* [RECORDS SHOWN]:
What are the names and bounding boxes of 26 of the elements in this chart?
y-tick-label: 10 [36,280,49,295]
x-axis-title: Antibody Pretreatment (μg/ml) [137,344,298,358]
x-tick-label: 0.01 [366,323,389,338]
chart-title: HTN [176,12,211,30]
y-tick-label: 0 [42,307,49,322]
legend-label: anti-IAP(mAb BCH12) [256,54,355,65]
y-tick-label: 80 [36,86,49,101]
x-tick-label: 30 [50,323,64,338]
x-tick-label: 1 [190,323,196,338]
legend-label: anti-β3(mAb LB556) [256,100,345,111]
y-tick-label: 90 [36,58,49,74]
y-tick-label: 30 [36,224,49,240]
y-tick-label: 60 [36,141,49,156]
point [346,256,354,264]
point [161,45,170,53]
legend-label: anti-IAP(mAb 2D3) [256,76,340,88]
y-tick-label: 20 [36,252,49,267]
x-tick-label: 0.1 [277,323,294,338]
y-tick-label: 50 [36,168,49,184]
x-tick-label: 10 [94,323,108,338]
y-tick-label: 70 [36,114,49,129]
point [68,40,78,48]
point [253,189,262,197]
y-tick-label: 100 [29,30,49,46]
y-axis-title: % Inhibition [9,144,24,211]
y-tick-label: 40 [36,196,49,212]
==
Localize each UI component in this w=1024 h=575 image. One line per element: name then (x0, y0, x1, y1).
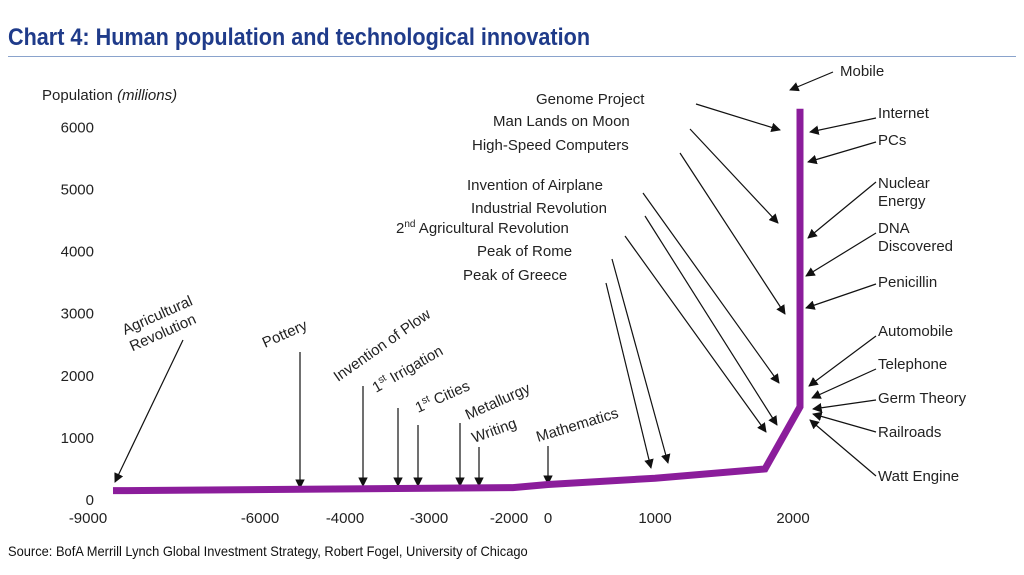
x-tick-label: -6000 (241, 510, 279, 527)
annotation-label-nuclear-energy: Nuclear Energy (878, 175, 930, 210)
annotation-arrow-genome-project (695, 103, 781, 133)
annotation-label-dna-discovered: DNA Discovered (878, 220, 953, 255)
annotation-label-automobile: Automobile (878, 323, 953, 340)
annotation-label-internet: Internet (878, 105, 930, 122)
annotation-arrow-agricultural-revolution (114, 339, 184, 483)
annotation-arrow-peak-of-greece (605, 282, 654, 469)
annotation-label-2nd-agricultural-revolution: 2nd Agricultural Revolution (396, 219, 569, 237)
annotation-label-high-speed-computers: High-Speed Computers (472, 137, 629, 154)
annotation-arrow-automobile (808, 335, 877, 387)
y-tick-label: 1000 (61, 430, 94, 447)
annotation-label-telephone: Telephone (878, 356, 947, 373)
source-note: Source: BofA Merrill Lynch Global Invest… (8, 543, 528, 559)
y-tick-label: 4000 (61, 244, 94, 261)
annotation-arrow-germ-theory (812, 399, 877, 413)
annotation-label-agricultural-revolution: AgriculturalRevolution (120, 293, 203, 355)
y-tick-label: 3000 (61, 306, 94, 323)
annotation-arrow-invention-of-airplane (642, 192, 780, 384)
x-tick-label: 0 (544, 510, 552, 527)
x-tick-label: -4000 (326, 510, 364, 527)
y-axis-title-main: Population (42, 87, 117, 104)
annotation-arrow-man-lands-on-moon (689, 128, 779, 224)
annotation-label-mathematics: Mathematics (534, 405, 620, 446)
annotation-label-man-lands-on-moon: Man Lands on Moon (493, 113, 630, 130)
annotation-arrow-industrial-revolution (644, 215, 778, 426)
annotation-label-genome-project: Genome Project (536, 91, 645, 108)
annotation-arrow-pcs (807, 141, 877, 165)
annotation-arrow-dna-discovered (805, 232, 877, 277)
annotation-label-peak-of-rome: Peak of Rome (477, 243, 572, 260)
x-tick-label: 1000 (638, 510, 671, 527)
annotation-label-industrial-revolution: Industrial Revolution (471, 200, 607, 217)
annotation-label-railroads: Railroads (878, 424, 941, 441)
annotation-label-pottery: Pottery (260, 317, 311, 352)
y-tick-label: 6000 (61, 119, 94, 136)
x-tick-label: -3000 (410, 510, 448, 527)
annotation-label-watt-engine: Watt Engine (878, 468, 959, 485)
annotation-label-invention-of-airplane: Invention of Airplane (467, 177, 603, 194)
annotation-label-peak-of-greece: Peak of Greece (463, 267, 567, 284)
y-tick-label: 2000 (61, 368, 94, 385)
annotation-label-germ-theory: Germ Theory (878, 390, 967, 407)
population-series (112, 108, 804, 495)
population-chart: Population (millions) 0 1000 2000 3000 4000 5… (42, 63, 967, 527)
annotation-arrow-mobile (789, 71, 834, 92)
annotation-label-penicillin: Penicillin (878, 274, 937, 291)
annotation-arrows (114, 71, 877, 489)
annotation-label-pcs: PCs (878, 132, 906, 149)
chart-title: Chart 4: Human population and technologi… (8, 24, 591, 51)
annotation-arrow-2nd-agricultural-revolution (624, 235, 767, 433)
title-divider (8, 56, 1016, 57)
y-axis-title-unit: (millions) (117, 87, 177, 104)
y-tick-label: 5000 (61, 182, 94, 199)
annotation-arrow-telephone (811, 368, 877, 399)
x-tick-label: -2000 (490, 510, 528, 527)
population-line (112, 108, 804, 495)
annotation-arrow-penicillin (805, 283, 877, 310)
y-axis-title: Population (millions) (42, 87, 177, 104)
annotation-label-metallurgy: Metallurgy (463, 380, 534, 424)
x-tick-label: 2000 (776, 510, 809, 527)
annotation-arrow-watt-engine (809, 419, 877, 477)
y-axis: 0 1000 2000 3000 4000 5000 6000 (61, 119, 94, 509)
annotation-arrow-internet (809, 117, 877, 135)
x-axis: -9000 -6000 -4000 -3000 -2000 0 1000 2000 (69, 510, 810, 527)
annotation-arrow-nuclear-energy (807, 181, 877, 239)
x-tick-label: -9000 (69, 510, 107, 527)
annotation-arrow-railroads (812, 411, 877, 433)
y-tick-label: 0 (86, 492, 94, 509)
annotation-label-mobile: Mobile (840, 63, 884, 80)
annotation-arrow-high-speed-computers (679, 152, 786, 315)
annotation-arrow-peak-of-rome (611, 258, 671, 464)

* [TASK DETAILS]:
In the data, how many lines include the string "penicillin"? Reply with only that number.

* [OUTPUT BELOW]:
2